■ Given problem ■
Return each line containing the string "Large".

■ Given records ■
+ + + + + + +

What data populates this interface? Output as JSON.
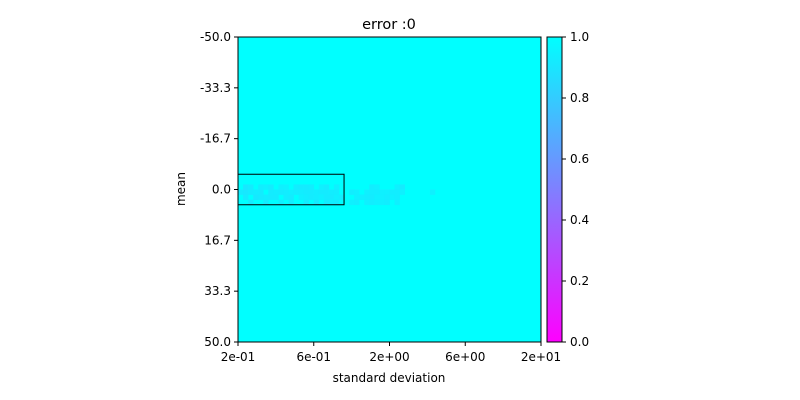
{
  "chart_data": {
    "type": "heatmap",
    "title": "error :0",
    "xlabel": "standard deviation",
    "ylabel": "mean",
    "x_tick_labels": [
      "2e-01",
      "6e-01",
      "2e+00",
      "6e+00",
      "2e+01"
    ],
    "y_tick_labels": [
      "-50.0",
      "-33.3",
      "-16.7",
      "0.0",
      "16.7",
      "33.3",
      "50.0"
    ],
    "y_range": [
      -50,
      50
    ],
    "x_scale": "log",
    "colormap": "cool",
    "colorbar": {
      "range": [
        0.0,
        1.0
      ],
      "tick_labels": [
        "0.0",
        "0.2",
        "0.4",
        "0.6",
        "0.8",
        "1.0"
      ],
      "color_low": "#ff00ff",
      "color_high": "#00ffff"
    },
    "background_value": 1.0,
    "grid": {
      "columns": 60,
      "rows": 60,
      "cells": [
        [
          29,
          1,
          0.91
        ],
        [
          29,
          2,
          0.92
        ],
        [
          29,
          4,
          0.93
        ],
        [
          29,
          5,
          0.94
        ],
        [
          29,
          6,
          0.92
        ],
        [
          29,
          8,
          0.94
        ],
        [
          29,
          9,
          0.95
        ],
        [
          29,
          11,
          0.93
        ],
        [
          29,
          12,
          0.92
        ],
        [
          29,
          13,
          0.92
        ],
        [
          29,
          14,
          0.93
        ],
        [
          29,
          16,
          0.94
        ],
        [
          29,
          17,
          0.92
        ],
        [
          29,
          19,
          0.94
        ],
        [
          29,
          26,
          0.93
        ],
        [
          29,
          27,
          0.94
        ],
        [
          29,
          31,
          0.94
        ],
        [
          29,
          32,
          0.92
        ],
        [
          30,
          0,
          0.92
        ],
        [
          30,
          1,
          0.91
        ],
        [
          30,
          2,
          0.92
        ],
        [
          30,
          3,
          0.93
        ],
        [
          30,
          4,
          0.92
        ],
        [
          30,
          6,
          0.92
        ],
        [
          30,
          7,
          0.93
        ],
        [
          30,
          8,
          0.92
        ],
        [
          30,
          9,
          0.93
        ],
        [
          30,
          10,
          0.94
        ],
        [
          30,
          11,
          0.93
        ],
        [
          30,
          12,
          0.93
        ],
        [
          30,
          13,
          0.92
        ],
        [
          30,
          14,
          0.92
        ],
        [
          30,
          15,
          0.93
        ],
        [
          30,
          16,
          0.92
        ],
        [
          30,
          17,
          0.92
        ],
        [
          30,
          18,
          0.93
        ],
        [
          30,
          19,
          0.93
        ],
        [
          30,
          22,
          0.93
        ],
        [
          30,
          23,
          0.94
        ],
        [
          30,
          25,
          0.94
        ],
        [
          30,
          26,
          0.93
        ],
        [
          30,
          27,
          0.93
        ],
        [
          30,
          28,
          0.94
        ],
        [
          30,
          29,
          0.94
        ],
        [
          30,
          30,
          0.93
        ],
        [
          30,
          31,
          0.93
        ],
        [
          30,
          32,
          0.94
        ],
        [
          30,
          38,
          0.94
        ],
        [
          31,
          1,
          0.92
        ],
        [
          31,
          3,
          0.91
        ],
        [
          31,
          4,
          0.92
        ],
        [
          31,
          5,
          0.93
        ],
        [
          31,
          6,
          0.92
        ],
        [
          31,
          7,
          0.92
        ],
        [
          31,
          9,
          0.93
        ],
        [
          31,
          10,
          0.92
        ],
        [
          31,
          12,
          0.94
        ],
        [
          31,
          13,
          0.93
        ],
        [
          31,
          14,
          0.92
        ],
        [
          31,
          15,
          0.93
        ],
        [
          31,
          16,
          0.94
        ],
        [
          31,
          17,
          0.92
        ],
        [
          31,
          18,
          0.92
        ],
        [
          31,
          19,
          0.94
        ],
        [
          31,
          20,
          0.93
        ],
        [
          31,
          23,
          0.94
        ],
        [
          31,
          24,
          0.94
        ],
        [
          31,
          25,
          0.93
        ],
        [
          31,
          26,
          0.92
        ],
        [
          31,
          27,
          0.94
        ],
        [
          31,
          28,
          0.94
        ],
        [
          31,
          29,
          0.93
        ],
        [
          31,
          30,
          0.94
        ],
        [
          31,
          31,
          0.93
        ],
        [
          32,
          2,
          0.92
        ],
        [
          32,
          5,
          0.93
        ],
        [
          32,
          8,
          0.94
        ],
        [
          32,
          10,
          0.93
        ],
        [
          32,
          13,
          0.93
        ],
        [
          32,
          15,
          0.92
        ],
        [
          32,
          17,
          0.93
        ],
        [
          32,
          18,
          0.94
        ],
        [
          32,
          19,
          0.93
        ],
        [
          32,
          22,
          0.94
        ],
        [
          32,
          23,
          0.93
        ],
        [
          32,
          25,
          0.94
        ],
        [
          32,
          26,
          0.93
        ],
        [
          32,
          27,
          0.94
        ],
        [
          32,
          28,
          0.94
        ],
        [
          32,
          29,
          0.93
        ],
        [
          32,
          31,
          0.94
        ]
      ]
    },
    "highlight_box": {
      "row_start": 27,
      "row_end": 32,
      "col_start": 0,
      "col_end": 20
    }
  }
}
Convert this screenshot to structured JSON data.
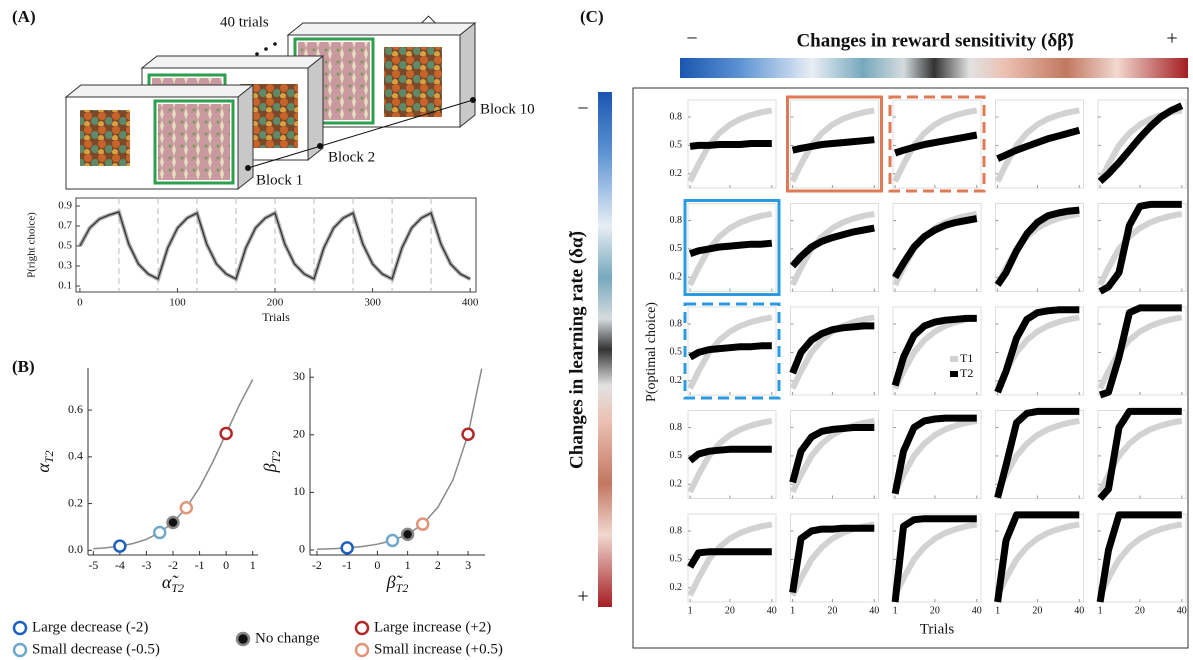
{
  "panel_labels": [
    "(A)",
    "(B)",
    "(C)"
  ],
  "diagram": {
    "trials_label": "40 trials",
    "blocks": [
      "Block 1",
      "Block 2",
      "Block 10"
    ]
  },
  "chart_data": [
    {
      "type": "line",
      "y_label": "P(right choice)",
      "x_label": "Trials",
      "color": "#333333",
      "x": [
        0,
        10,
        20,
        30,
        40,
        50,
        60,
        70,
        80,
        90,
        100,
        110,
        120,
        130,
        140,
        150,
        160,
        170,
        180,
        190,
        200,
        210,
        220,
        230,
        240,
        250,
        260,
        270,
        280,
        290,
        300,
        310,
        320,
        330,
        340,
        350,
        360,
        370,
        380,
        390,
        400
      ],
      "values": [
        0.5,
        0.68,
        0.77,
        0.81,
        0.84,
        0.52,
        0.32,
        0.22,
        0.17,
        0.48,
        0.68,
        0.78,
        0.83,
        0.52,
        0.32,
        0.22,
        0.17,
        0.48,
        0.68,
        0.78,
        0.83,
        0.52,
        0.32,
        0.22,
        0.17,
        0.48,
        0.68,
        0.78,
        0.83,
        0.52,
        0.32,
        0.22,
        0.17,
        0.48,
        0.68,
        0.78,
        0.83,
        0.52,
        0.32,
        0.22,
        0.17
      ],
      "block_boundaries": [
        40,
        80,
        120,
        160,
        200,
        240,
        280,
        320,
        360
      ],
      "xlim": [
        -4,
        406
      ],
      "xticks": [
        0,
        100,
        200,
        300,
        400
      ],
      "ylim": [
        0.04,
        0.98
      ],
      "yticks": [
        0.1,
        0.3,
        0.5,
        0.7,
        0.9
      ]
    },
    {
      "type": "curve-scatter",
      "y_label": {
        "symbol": "α",
        "subscript": "T2"
      },
      "x_label": {
        "symbol": "α̃",
        "subscript": "T2"
      },
      "curve": {
        "color": "#8a8a8a",
        "x": [
          -5,
          -4.5,
          -4,
          -3.5,
          -3,
          -2.5,
          -2,
          -1.5,
          -1,
          -0.5,
          0,
          0.5,
          1
        ],
        "values": [
          0.0067,
          0.011,
          0.018,
          0.029,
          0.047,
          0.076,
          0.119,
          0.182,
          0.269,
          0.378,
          0.5,
          0.622,
          0.731
        ]
      },
      "points": [
        {
          "x": -4,
          "y": 0.018,
          "color": "#1f5fbf"
        },
        {
          "x": -2.5,
          "y": 0.076,
          "color": "#6fa8c8"
        },
        {
          "x": -2,
          "y": 0.119,
          "color": "#111111",
          "filled": true
        },
        {
          "x": -1.5,
          "y": 0.182,
          "color": "#e0957a"
        },
        {
          "x": 0,
          "y": 0.5,
          "color": "#b22a2a"
        }
      ],
      "xlim": [
        -5.2,
        1.2
      ],
      "xticks": [
        -5,
        -4,
        -3,
        -2,
        -1,
        0,
        1
      ],
      "ylim": [
        -0.02,
        0.78
      ],
      "yticks": [
        {
          "value": 0,
          "label": "0.0"
        },
        0.2,
        0.4,
        0.6
      ]
    },
    {
      "type": "curve-scatter",
      "y_label": {
        "symbol": "β",
        "subscript": "T2"
      },
      "x_label": {
        "symbol": "β̃",
        "subscript": "T2"
      },
      "curve": {
        "color": "#8a8a8a",
        "x": [
          -2,
          -1.5,
          -1,
          -0.5,
          0,
          0.5,
          1,
          1.5,
          2,
          2.5,
          3,
          3.45
        ],
        "values": [
          0.135,
          0.223,
          0.368,
          0.607,
          1,
          1.649,
          2.718,
          4.482,
          7.389,
          12.18,
          20.09,
          31.5
        ]
      },
      "points": [
        {
          "x": -1,
          "y": 0.368,
          "color": "#1f5fbf"
        },
        {
          "x": 0.5,
          "y": 1.649,
          "color": "#6fa8c8"
        },
        {
          "x": 1,
          "y": 2.718,
          "color": "#111111",
          "filled": true
        },
        {
          "x": 1.5,
          "y": 4.482,
          "color": "#e0957a"
        },
        {
          "x": 3,
          "y": 20.09,
          "color": "#b22a2a"
        }
      ],
      "xlim": [
        -2.23,
        3.56
      ],
      "xticks": [
        -2,
        -1,
        0,
        1,
        2,
        3
      ],
      "ylim": [
        -0.87,
        31.6
      ],
      "yticks": [
        0,
        10,
        20,
        30
      ]
    },
    {
      "type": "small-multiples",
      "title": "Changes in reward sensitivity (δβ̃)",
      "row_label": "Changes in learning rate (δα̃)",
      "colorbar_ends": [
        "−",
        "+"
      ],
      "y_label": "P(optimal choice)",
      "x_label": "Trials",
      "x": [
        1,
        5,
        10,
        15,
        20,
        25,
        30,
        35,
        40
      ],
      "xlim": [
        0,
        42
      ],
      "xticks": [
        1,
        20,
        40
      ],
      "ylim": [
        0.05,
        0.98
      ],
      "yticks": [
        0.2,
        0.5,
        0.8
      ],
      "series": [
        {
          "name": "T1",
          "color": "#d2d2d2",
          "values": [
            0.12,
            0.3,
            0.5,
            0.63,
            0.72,
            0.78,
            0.82,
            0.85,
            0.87
          ]
        },
        {
          "name": "T2",
          "color": "#000000"
        }
      ],
      "cells": [
        {
          "values": [
            0.49,
            0.5,
            0.5,
            0.51,
            0.51,
            0.51,
            0.52,
            0.52,
            0.52
          ]
        },
        {
          "values": [
            0.45,
            0.47,
            0.49,
            0.51,
            0.52,
            0.53,
            0.54,
            0.55,
            0.56
          ],
          "frame": {
            "color": "#e07a55",
            "style": "solid"
          }
        },
        {
          "values": [
            0.42,
            0.45,
            0.48,
            0.51,
            0.53,
            0.55,
            0.57,
            0.59,
            0.61
          ],
          "frame": {
            "color": "#e07a55",
            "style": "dashed"
          }
        },
        {
          "values": [
            0.36,
            0.4,
            0.45,
            0.49,
            0.53,
            0.57,
            0.6,
            0.63,
            0.66
          ]
        },
        {
          "values": [
            0.12,
            0.2,
            0.32,
            0.45,
            0.58,
            0.7,
            0.8,
            0.87,
            0.92
          ]
        },
        {
          "values": [
            0.45,
            0.48,
            0.5,
            0.52,
            0.53,
            0.54,
            0.55,
            0.55,
            0.56
          ],
          "frame": {
            "color": "#2a9be0",
            "style": "solid"
          }
        },
        {
          "values": [
            0.32,
            0.42,
            0.52,
            0.58,
            0.62,
            0.65,
            0.68,
            0.7,
            0.72
          ]
        },
        {
          "values": [
            0.2,
            0.35,
            0.52,
            0.63,
            0.7,
            0.75,
            0.78,
            0.8,
            0.82
          ]
        },
        {
          "values": [
            0.12,
            0.25,
            0.48,
            0.66,
            0.78,
            0.85,
            0.88,
            0.9,
            0.91
          ]
        },
        {
          "values": [
            0.05,
            0.1,
            0.25,
            0.75,
            0.95,
            0.97,
            0.97,
            0.97,
            0.97
          ]
        },
        {
          "values": [
            0.45,
            0.5,
            0.53,
            0.54,
            0.55,
            0.56,
            0.56,
            0.57,
            0.57
          ],
          "frame": {
            "color": "#2a9be0",
            "style": "dashed"
          }
        },
        {
          "values": [
            0.28,
            0.5,
            0.63,
            0.7,
            0.74,
            0.76,
            0.77,
            0.78,
            0.78
          ]
        },
        {
          "values": [
            0.15,
            0.45,
            0.68,
            0.78,
            0.82,
            0.84,
            0.85,
            0.86,
            0.86
          ]
        },
        {
          "values": [
            0.08,
            0.3,
            0.65,
            0.85,
            0.92,
            0.94,
            0.95,
            0.95,
            0.95
          ]
        },
        {
          "values": [
            0.05,
            0.08,
            0.45,
            0.92,
            0.97,
            0.97,
            0.97,
            0.97,
            0.97
          ]
        },
        {
          "values": [
            0.45,
            0.52,
            0.55,
            0.56,
            0.57,
            0.57,
            0.57,
            0.57,
            0.57
          ]
        },
        {
          "values": [
            0.22,
            0.55,
            0.7,
            0.76,
            0.78,
            0.79,
            0.8,
            0.8,
            0.8
          ]
        },
        {
          "values": [
            0.1,
            0.55,
            0.8,
            0.87,
            0.89,
            0.9,
            0.9,
            0.9,
            0.9
          ]
        },
        {
          "values": [
            0.06,
            0.4,
            0.85,
            0.95,
            0.97,
            0.97,
            0.97,
            0.97,
            0.97
          ]
        },
        {
          "values": [
            0.05,
            0.15,
            0.8,
            0.97,
            0.97,
            0.97,
            0.97,
            0.97,
            0.97
          ]
        },
        {
          "values": [
            0.42,
            0.57,
            0.58,
            0.58,
            0.58,
            0.58,
            0.58,
            0.58,
            0.58
          ]
        },
        {
          "values": [
            0.15,
            0.72,
            0.8,
            0.82,
            0.82,
            0.83,
            0.83,
            0.83,
            0.83
          ]
        },
        {
          "values": [
            0.05,
            0.85,
            0.92,
            0.93,
            0.93,
            0.93,
            0.93,
            0.93,
            0.93
          ]
        },
        {
          "values": [
            0.05,
            0.7,
            0.97,
            0.97,
            0.97,
            0.97,
            0.97,
            0.97,
            0.97
          ]
        },
        {
          "values": [
            0.05,
            0.6,
            0.97,
            0.97,
            0.97,
            0.97,
            0.97,
            0.97,
            0.97
          ]
        }
      ]
    }
  ],
  "legend": [
    {
      "name": "Large decrease (-2)",
      "color": "#1f5fbf"
    },
    {
      "name": "Small decrease (-0.5)",
      "color": "#6fa8c8"
    },
    {
      "name": "No change",
      "color": "#111111",
      "filled": true
    },
    {
      "name": "Large increase (+2)",
      "color": "#b22a2a"
    },
    {
      "name": "Small increase (+0.5)",
      "color": "#e0957a"
    }
  ]
}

+ + + + + + +

■ Expected answer ■
      "name": "Large decrease (-2)",
      "name": "Large increase (+2)",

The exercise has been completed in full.